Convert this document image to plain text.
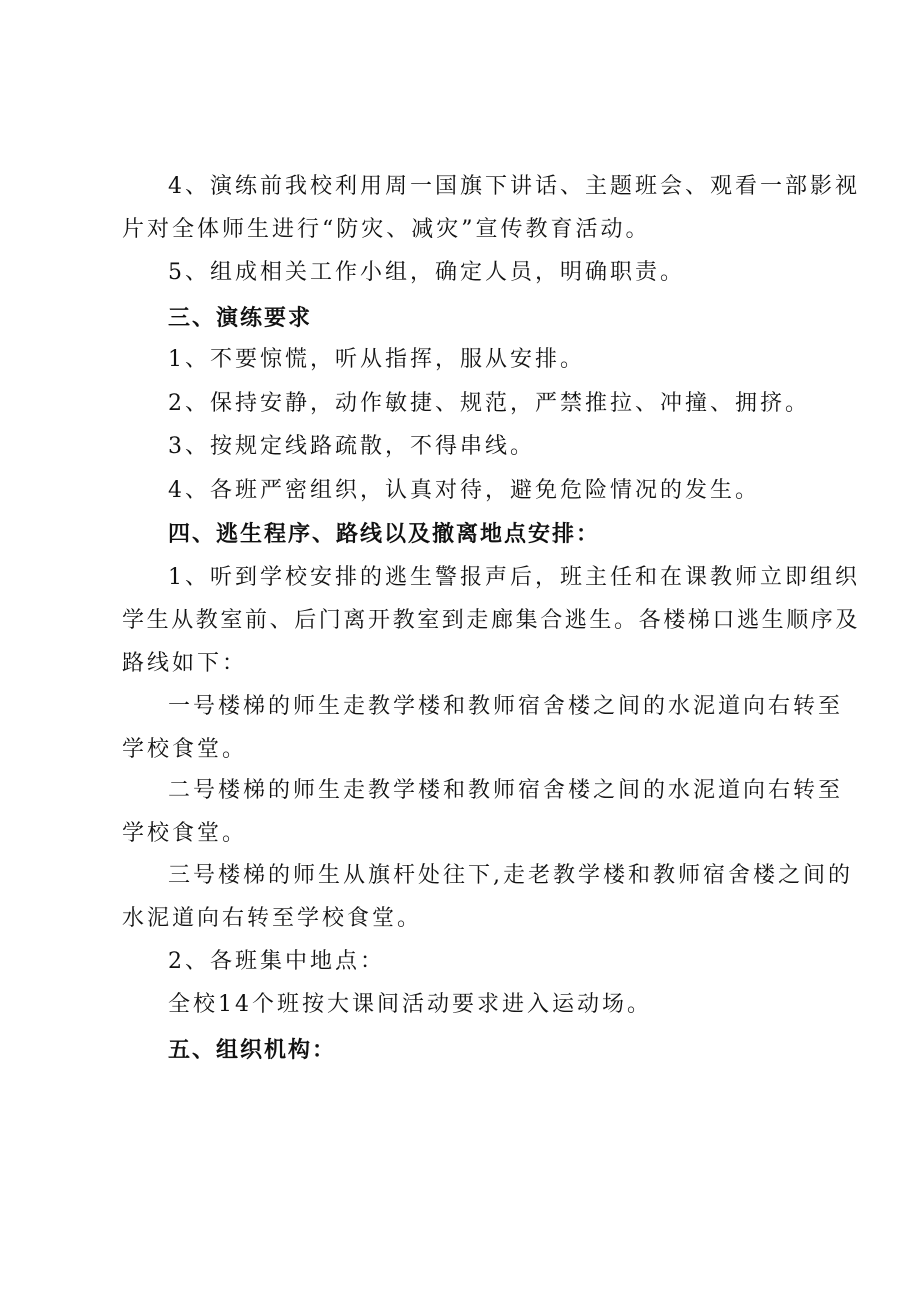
4、演练前我校利用周一国旗下讲话、主题班会、观看一部影视
片对全体师生进行“防灾、减灾”宣传教育活动。
5、组成相关工作小组，确定人员，明确职责。
三、演练要求
1、不要惊慌，听从指挥，服从安排。
2、保持安静，动作敏捷、规范，严禁推拉、冲撞、拥挤。
3、按规定线路疏散，不得串线。
4、各班严密组织，认真对待，避免危险情况的发生。
四、逃生程序、路线以及撤离地点安排：
1、听到学校安排的逃生警报声后，班主任和在课教师立即组织
学生从教室前、后门离开教室到走廊集合逃生。各楼梯口逃生顺序及
路线如下：
一号楼梯的师生走教学楼和教师宿舍楼之间的水泥道向右转至
学校食堂。
二号楼梯的师生走教学楼和教师宿舍楼之间的水泥道向右转至
学校食堂。
三号楼梯的师生从旗杆处往下,走老教学楼和教师宿舍楼之间的
水泥道向右转至学校食堂。
2、各班集中地点：
全校14个班按大课间活动要求进入运动场。
五、组织机构：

***

*AIM OF THE TASK:*
Do not include the images; transcribe the rest of the listing exactly.

*SOLUTION TO THIS PROBLEM:*
Convert this document image to plain text.
4、演练前我校利用周一国旗下讲话、主题班会、观看一部影视
片对全体师生进行“防灾、减灾”宣传教育活动。
5、组成相关工作小组，确定人员，明确职责。
三、演练要求
1、不要惊慌，听从指挥，服从安排。
2、保持安静，动作敏捷、规范，严禁推拉、冲撞、拥挤。
3、按规定线路疏散，不得串线。
4、各班严密组织，认真对待，避免危险情况的发生。
四、逃生程序、路线以及撤离地点安排：
1、听到学校安排的逃生警报声后，班主任和在课教师立即组织
学生从教室前、后门离开教室到走廊集合逃生。各楼梯口逃生顺序及
路线如下：
一号楼梯的师生走教学楼和教师宿舍楼之间的水泥道向右转至
学校食堂。
二号楼梯的师生走教学楼和教师宿舍楼之间的水泥道向右转至
学校食堂。
三号楼梯的师生从旗杆处往下,走老教学楼和教师宿舍楼之间的
水泥道向右转至学校食堂。
2、各班集中地点：
全校14个班按大课间活动要求进入运动场。
五、组织机构：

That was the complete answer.